- **Stated exercise**
Gather each line of the records where "Leppin" appears.

(Stored items)

==*==

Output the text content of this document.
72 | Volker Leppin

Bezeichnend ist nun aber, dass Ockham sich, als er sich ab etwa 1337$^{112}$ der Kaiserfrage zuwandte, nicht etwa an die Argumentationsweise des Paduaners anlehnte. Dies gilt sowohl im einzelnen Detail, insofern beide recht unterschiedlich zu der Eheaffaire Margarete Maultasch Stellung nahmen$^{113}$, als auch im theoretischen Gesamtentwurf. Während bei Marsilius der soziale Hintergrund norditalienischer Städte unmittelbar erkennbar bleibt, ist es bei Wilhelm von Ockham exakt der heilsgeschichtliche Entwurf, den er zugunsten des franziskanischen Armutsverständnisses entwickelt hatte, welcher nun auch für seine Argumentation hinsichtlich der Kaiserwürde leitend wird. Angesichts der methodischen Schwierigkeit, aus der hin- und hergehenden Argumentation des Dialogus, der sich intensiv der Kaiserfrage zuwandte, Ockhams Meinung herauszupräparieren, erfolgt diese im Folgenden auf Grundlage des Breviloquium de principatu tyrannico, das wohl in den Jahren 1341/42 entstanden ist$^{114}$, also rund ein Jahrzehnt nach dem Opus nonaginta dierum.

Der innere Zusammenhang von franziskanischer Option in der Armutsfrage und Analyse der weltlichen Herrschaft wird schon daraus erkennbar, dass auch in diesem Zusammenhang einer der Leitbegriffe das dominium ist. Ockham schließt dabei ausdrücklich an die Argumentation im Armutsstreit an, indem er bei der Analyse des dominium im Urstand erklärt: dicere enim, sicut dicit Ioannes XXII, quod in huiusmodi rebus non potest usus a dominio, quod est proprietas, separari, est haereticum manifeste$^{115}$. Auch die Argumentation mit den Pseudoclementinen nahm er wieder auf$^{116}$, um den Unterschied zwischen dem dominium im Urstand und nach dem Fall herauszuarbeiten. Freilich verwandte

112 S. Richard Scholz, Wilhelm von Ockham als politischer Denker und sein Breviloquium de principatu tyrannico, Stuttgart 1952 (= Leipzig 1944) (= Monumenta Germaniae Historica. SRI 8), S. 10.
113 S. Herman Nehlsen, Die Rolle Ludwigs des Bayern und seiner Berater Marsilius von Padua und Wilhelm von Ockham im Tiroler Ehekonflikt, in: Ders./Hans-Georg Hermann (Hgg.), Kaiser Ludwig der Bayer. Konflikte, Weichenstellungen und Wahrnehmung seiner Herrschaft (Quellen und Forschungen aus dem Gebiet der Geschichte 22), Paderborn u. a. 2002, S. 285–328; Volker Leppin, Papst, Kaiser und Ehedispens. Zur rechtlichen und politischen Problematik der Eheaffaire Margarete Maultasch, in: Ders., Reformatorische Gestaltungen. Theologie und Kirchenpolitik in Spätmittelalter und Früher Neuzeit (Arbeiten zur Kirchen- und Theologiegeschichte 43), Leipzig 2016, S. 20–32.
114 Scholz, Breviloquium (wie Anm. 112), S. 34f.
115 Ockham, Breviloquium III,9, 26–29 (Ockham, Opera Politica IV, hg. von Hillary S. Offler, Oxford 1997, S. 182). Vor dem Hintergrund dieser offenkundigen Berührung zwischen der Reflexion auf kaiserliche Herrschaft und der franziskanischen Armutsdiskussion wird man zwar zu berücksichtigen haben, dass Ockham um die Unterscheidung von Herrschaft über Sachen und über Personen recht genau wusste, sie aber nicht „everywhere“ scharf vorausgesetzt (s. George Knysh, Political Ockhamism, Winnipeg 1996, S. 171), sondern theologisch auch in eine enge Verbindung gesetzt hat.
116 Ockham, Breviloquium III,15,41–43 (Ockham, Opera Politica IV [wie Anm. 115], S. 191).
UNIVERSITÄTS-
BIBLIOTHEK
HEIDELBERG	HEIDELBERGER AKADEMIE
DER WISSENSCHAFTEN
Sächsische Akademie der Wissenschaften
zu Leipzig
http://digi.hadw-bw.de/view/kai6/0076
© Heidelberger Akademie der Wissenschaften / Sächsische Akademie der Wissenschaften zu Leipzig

==*==

- **Solution**
72 | Volker Leppin
113 S. Herman Nehlsen, Die Rolle Ludwigs des Bayern und seiner Berater Marsilius von Padua und Wilhelm von Ockham im Tiroler Ehekonflikt, in: Ders./Hans-Georg Hermann (Hgg.), Kaiser Ludwig der Bayer. Konflikte, Weichenstellungen und Wahrnehmung seiner Herrschaft (Quellen und Forschungen aus dem Gebiet der Geschichte 22), Paderborn u. a. 2002, S. 285–328; Volker Leppin, Papst, Kaiser und Ehedispens. Zur rechtlichen und politischen Problematik der Eheaffaire Margarete Maultasch, in: Ders., Reformatorische Gestaltungen. Theologie und Kirchenpolitik in Spätmittelalter und Früher Neuzeit (Arbeiten zur Kirchen- und Theologiegeschichte 43), Leipzig 2016, S. 20–32.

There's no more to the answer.